▶ **REQUIRED WORK**:
Write out the full set of records below exactly.

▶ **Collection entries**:

☆ ☆ ☆ ☆

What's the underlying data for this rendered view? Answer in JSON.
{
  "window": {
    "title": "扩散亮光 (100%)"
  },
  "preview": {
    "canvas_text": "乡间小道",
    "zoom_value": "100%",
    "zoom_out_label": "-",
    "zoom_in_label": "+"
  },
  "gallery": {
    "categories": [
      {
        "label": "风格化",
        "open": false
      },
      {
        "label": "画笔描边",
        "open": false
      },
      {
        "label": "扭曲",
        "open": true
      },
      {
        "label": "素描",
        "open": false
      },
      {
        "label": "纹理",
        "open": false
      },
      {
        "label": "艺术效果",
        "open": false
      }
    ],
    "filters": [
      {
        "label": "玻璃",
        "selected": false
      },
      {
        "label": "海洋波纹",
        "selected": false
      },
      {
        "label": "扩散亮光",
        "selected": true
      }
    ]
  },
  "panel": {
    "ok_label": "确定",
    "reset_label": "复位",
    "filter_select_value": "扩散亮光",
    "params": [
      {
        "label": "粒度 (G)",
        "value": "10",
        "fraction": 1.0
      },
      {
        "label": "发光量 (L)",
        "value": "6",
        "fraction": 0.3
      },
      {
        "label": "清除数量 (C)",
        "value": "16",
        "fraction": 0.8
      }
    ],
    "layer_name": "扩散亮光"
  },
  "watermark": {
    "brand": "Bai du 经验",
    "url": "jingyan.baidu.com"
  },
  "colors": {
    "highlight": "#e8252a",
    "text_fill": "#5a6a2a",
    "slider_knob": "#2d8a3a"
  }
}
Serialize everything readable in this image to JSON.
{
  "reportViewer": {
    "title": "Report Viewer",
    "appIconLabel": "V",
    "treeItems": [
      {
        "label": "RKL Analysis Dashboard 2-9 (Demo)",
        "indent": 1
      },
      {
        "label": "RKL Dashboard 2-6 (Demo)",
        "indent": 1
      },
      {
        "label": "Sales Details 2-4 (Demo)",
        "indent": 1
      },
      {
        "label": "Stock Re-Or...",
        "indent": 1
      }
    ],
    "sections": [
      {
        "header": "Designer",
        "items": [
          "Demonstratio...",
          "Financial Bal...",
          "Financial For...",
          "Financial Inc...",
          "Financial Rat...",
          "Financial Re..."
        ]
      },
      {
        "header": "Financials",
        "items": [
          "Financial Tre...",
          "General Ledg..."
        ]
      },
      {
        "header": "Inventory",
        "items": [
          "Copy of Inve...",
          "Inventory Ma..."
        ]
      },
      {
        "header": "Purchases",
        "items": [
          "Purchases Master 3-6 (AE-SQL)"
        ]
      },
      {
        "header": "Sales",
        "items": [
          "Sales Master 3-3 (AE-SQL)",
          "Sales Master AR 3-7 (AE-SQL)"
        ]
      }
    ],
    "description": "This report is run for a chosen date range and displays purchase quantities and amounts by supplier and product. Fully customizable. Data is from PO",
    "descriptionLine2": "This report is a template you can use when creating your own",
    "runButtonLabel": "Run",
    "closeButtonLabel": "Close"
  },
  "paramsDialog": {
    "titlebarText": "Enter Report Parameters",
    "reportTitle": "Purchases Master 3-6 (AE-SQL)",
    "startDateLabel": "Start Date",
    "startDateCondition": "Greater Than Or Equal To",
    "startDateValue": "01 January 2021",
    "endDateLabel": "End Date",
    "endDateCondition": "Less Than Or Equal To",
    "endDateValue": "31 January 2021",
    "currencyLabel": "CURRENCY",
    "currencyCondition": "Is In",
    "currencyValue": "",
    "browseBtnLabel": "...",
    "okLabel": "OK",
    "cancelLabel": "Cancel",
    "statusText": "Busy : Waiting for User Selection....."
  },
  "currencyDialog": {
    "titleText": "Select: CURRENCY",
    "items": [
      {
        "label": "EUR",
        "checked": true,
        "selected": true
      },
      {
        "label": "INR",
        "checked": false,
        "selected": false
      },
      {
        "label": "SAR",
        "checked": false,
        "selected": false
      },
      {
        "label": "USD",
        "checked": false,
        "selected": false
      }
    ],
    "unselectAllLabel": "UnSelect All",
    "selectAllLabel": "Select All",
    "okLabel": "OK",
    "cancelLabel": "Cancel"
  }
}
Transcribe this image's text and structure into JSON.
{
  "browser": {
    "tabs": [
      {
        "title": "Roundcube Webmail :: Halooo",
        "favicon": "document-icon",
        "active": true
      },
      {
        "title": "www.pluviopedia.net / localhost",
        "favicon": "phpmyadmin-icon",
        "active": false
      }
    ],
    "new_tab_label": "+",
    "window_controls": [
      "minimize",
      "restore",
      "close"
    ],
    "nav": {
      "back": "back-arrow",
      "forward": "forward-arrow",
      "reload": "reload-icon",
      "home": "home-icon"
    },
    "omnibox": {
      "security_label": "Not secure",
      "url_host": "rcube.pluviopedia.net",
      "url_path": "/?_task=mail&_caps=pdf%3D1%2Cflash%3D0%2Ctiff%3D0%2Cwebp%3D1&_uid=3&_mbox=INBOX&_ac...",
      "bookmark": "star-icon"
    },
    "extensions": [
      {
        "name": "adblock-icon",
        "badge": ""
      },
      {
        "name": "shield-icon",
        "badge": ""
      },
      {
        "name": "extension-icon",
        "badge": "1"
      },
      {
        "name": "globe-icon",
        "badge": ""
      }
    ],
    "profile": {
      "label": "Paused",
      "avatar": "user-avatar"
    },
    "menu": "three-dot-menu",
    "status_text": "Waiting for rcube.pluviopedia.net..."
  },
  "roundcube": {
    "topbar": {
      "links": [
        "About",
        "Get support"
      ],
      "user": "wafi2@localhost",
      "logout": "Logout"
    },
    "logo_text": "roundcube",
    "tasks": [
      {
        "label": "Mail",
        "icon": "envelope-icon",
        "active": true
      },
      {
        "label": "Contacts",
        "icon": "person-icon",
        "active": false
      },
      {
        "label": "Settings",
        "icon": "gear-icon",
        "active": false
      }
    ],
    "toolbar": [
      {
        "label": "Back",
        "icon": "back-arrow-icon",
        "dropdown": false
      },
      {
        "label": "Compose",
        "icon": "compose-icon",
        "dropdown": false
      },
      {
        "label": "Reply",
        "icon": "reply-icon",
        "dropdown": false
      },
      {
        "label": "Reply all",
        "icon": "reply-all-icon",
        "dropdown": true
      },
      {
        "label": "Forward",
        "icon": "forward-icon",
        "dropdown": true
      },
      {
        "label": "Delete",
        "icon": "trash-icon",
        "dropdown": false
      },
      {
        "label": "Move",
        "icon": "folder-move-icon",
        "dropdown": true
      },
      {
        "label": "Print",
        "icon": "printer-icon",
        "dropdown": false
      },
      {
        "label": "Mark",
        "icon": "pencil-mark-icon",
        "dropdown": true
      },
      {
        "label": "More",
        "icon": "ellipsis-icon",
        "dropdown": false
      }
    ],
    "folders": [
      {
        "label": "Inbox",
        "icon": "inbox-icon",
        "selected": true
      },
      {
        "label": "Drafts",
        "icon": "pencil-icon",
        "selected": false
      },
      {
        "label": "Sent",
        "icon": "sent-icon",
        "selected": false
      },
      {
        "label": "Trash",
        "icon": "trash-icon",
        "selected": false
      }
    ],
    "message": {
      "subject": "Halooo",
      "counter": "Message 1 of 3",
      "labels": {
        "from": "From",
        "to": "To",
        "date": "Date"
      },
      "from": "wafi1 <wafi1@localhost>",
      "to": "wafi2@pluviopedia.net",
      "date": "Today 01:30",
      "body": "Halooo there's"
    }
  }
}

☆ ☆ ☆ ☆

▶ **SOLUTION FOR THIS TASK**:
What's the underlying data for this rendered view? Answer in JSON.
{
  "window": {
    "title": "扩散亮光 (100%)"
  },
  "preview": {
    "canvas_text": "乡间小道",
    "zoom_value": "100%",
    "zoom_out_label": "-",
    "zoom_in_label": "+"
  },
  "gallery": {
    "categories": [
      {
        "label": "风格化",
        "open": false
      },
      {
        "label": "画笔描边",
        "open": false
      },
      {
        "label": "扭曲",
        "open": true
      },
      {
        "label": "素描",
        "open": false
      },
      {
        "label": "纹理",
        "open": false
      },
      {
        "label": "艺术效果",
        "open": false
      }
    ],
    "filters": [
      {
        "label": "玻璃",
        "selected": false
      },
      {
        "label": "海洋波纹",
        "selected": false
      },
      {
        "label": "扩散亮光",
        "selected": true
      }
    ]
  },
  "panel": {
    "ok_label": "确定",
    "reset_label": "复位",
    "filter_select_value": "扩散亮光",
    "params": [
      {
        "label": "粒度 (G)",
        "value": "10",
        "fraction": 1.0
      },
      {
        "label": "发光量 (L)",
        "value": "6",
        "fraction": 0.3
      },
      {
        "label": "清除数量 (C)",
        "value": "16",
        "fraction": 0.8
      }
    ],
    "layer_name": "扩散亮光"
  },
  "watermark": {
    "brand": "Bai du 经验",
    "url": "jingyan.baidu.com"
  },
  "colors": {
    "highlight": "#e8252a",
    "text_fill": "#5a6a2a",
    "slider_knob": "#2d8a3a"
  }
}
Serialize everything readable in this image to JSON.
{
  "reportViewer": {
    "title": "Report Viewer",
    "appIconLabel": "V",
    "treeItems": [
      {
        "label": "RKL Analysis Dashboard 2-9 (Demo)",
        "indent": 1
      },
      {
        "label": "RKL Dashboard 2-6 (Demo)",
        "indent": 1
      },
      {
        "label": "Sales Details 2-4 (Demo)",
        "indent": 1
      },
      {
        "label": "Stock Re-Or...",
        "indent": 1
      }
    ],
    "sections": [
      {
        "header": "Designer",
        "items": [
          "Demonstratio...",
          "Financial Bal...",
          "Financial For...",
          "Financial Inc...",
          "Financial Rat...",
          "Financial Re..."
        ]
      },
      {
        "header": "Financials",
        "items": [
          "Financial Tre...",
          "General Ledg..."
        ]
      },
      {
        "header": "Inventory",
        "items": [
          "Copy of Inve...",
          "Inventory Ma..."
        ]
      },
      {
        "header": "Purchases",
        "items": [
          "Purchases Master 3-6 (AE-SQL)"
        ]
      },
      {
        "header": "Sales",
        "items": [
          "Sales Master 3-3 (AE-SQL)",
          "Sales Master AR 3-7 (AE-SQL)"
        ]
      }
    ],
    "description": "This report is run for a chosen date range and displays purchase quantities and amounts by supplier and product. Fully customizable. Data is from PO",
    "descriptionLine2": "This report is a template you can use when creating your own",
    "runButtonLabel": "Run",
    "closeButtonLabel": "Close"
  },
  "paramsDialog": {
    "titlebarText": "Enter Report Parameters",
    "reportTitle": "Purchases Master 3-6 (AE-SQL)",
    "startDateLabel": "Start Date",
    "startDateCondition": "Greater Than Or Equal To",
    "startDateValue": "01 January 2021",
    "endDateLabel": "End Date",
    "endDateCondition": "Less Than Or Equal To",
    "endDateValue": "31 January 2021",
    "currencyLabel": "CURRENCY",
    "currencyCondition": "Is In",
    "currencyValue": "",
    "browseBtnLabel": "...",
    "okLabel": "OK",
    "cancelLabel": "Cancel",
    "statusText": "Busy : Waiting for User Selection....."
  },
  "currencyDialog": {
    "titleText": "Select: CURRENCY",
    "items": [
      {
        "label": "EUR",
        "checked": true,
        "selected": true
      },
      {
        "label": "INR",
        "checked": false,
        "selected": false
      },
      {
        "label": "SAR",
        "checked": false,
        "selected": false
      },
      {
        "label": "USD",
        "checked": false,
        "selected": false
      }
    ],
    "unselectAllLabel": "UnSelect All",
    "selectAllLabel": "Select All",
    "okLabel": "OK",
    "cancelLabel": "Cancel"
  }
}
Transcribe this image's text and structure into JSON.
{
  "browser": {
    "tabs": [
      {
        "title": "Roundcube Webmail :: Halooo",
        "favicon": "document-icon",
        "active": true
      },
      {
        "title": "www.pluviopedia.net / localhost",
        "favicon": "phpmyadmin-icon",
        "active": false
      }
    ],
    "new_tab_label": "+",
    "window_controls": [
      "minimize",
      "restore",
      "close"
    ],
    "nav": {
      "back": "back-arrow",
      "forward": "forward-arrow",
      "reload": "reload-icon",
      "home": "home-icon"
    },
    "omnibox": {
      "security_label": "Not secure",
      "url_host": "rcube.pluviopedia.net",
      "url_path": "/?_task=mail&_caps=pdf%3D1%2Cflash%3D0%2Ctiff%3D0%2Cwebp%3D1&_uid=3&_mbox=INBOX&_ac...",
      "bookmark": "star-icon"
    },
    "extensions": [
      {
        "name": "adblock-icon",
        "badge": ""
      },
      {
        "name": "shield-icon",
        "badge": ""
      },
      {
        "name": "extension-icon",
        "badge": "1"
      },
      {
        "name": "globe-icon",
        "badge": ""
      }
    ],
    "profile": {
      "label": "Paused",
      "avatar": "user-avatar"
    },
    "menu": "three-dot-menu",
    "status_text": "Waiting for rcube.pluviopedia.net..."
  },
  "roundcube": {
    "topbar": {
      "links": [
        "About",
        "Get support"
      ],
      "user": "wafi2@localhost",
      "logout": "Logout"
    },
    "logo_text": "roundcube",
    "tasks": [
      {
        "label": "Mail",
        "icon": "envelope-icon",
        "active": true
      },
      {
        "label": "Contacts",
        "icon": "person-icon",
        "active": false
      },
      {
        "label": "Settings",
        "icon": "gear-icon",
        "active": false
      }
    ],
    "toolbar": [
      {
        "label": "Back",
        "icon": "back-arrow-icon",
        "dropdown": false
      },
      {
        "label": "Compose",
        "icon": "compose-icon",
        "dropdown": false
      },
      {
        "label": "Reply",
        "icon": "reply-icon",
        "dropdown": false
      },
      {
        "label": "Reply all",
        "icon": "reply-all-icon",
        "dropdown": true
      },
      {
        "label": "Forward",
        "icon": "forward-icon",
        "dropdown": true
      },
      {
        "label": "Delete",
        "icon": "trash-icon",
        "dropdown": false
      },
      {
        "label": "Move",
        "icon": "folder-move-icon",
        "dropdown": true
      },
      {
        "label": "Print",
        "icon": "printer-icon",
        "dropdown": false
      },
      {
        "label": "Mark",
        "icon": "pencil-mark-icon",
        "dropdown": true
      },
      {
        "label": "More",
        "icon": "ellipsis-icon",
        "dropdown": false
      }
    ],
    "folders": [
      {
        "label": "Inbox",
        "icon": "inbox-icon",
        "selected": true
      },
      {
        "label": "Drafts",
        "icon": "pencil-icon",
        "selected": false
      },
      {
        "label": "Sent",
        "icon": "sent-icon",
        "selected": false
      },
      {
        "label": "Trash",
        "icon": "trash-icon",
        "selected": false
      }
    ],
    "message": {
      "subject": "Halooo",
      "counter": "Message 1 of 3",
      "labels": {
        "from": "From",
        "to": "To",
        "date": "Date"
      },
      "from": "wafi1 <wafi1@localhost>",
      "to": "wafi2@pluviopedia.net",
      "date": "Today 01:30",
      "body": "Halooo there's"
    }
  }
}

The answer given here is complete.